■ **Given request**
Reproduce every record below exactly as written, leaving out any pictures.

+++

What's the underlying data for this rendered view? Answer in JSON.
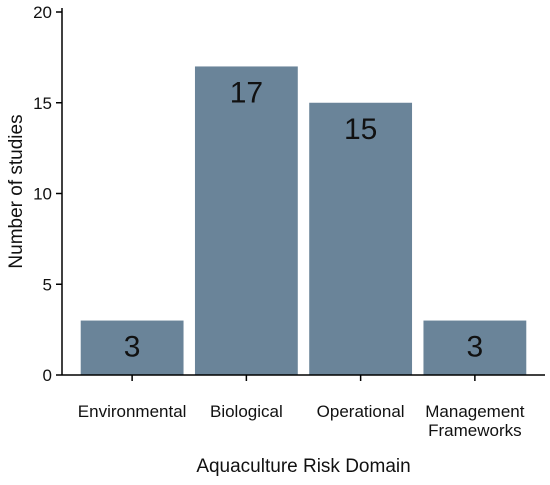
{
  "chart_data": {
    "type": "bar",
    "title": "",
    "xlabel": "Aquaculture Risk Domain",
    "ylabel": "Number of studies",
    "categories": [
      "Environmental",
      "Biological",
      "Operational",
      "Management Frameworks"
    ],
    "category_lines": [
      [
        "Environmental"
      ],
      [
        "Biological"
      ],
      [
        "Operational"
      ],
      [
        "Management",
        "Frameworks"
      ]
    ],
    "values": [
      3,
      17,
      15,
      3
    ],
    "data_labels": [
      "3",
      "17",
      "15",
      "3"
    ],
    "ylim": [
      0,
      20
    ],
    "yticks": [
      0,
      5,
      10,
      15,
      20
    ],
    "ytick_labels": [
      "0",
      "5",
      "10",
      "15",
      "20"
    ],
    "bar_color": "#6a8499",
    "grid": false,
    "legend": "none"
  }
}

+++

■ **Response to this exercise**
What's the underlying data for this rendered view? Answer in JSON.
{
  "chart_data": {
    "type": "bar",
    "title": "",
    "xlabel": "Aquaculture Risk Domain",
    "ylabel": "Number of studies",
    "categories": [
      "Environmental",
      "Biological",
      "Operational",
      "Management Frameworks"
    ],
    "category_lines": [
      [
        "Environmental"
      ],
      [
        "Biological"
      ],
      [
        "Operational"
      ],
      [
        "Management",
        "Frameworks"
      ]
    ],
    "values": [
      3,
      17,
      15,
      3
    ],
    "data_labels": [
      "3",
      "17",
      "15",
      "3"
    ],
    "ylim": [
      0,
      20
    ],
    "yticks": [
      0,
      5,
      10,
      15,
      20
    ],
    "ytick_labels": [
      "0",
      "5",
      "10",
      "15",
      "20"
    ],
    "bar_color": "#6a8499",
    "grid": false,
    "legend": "none"
  }
}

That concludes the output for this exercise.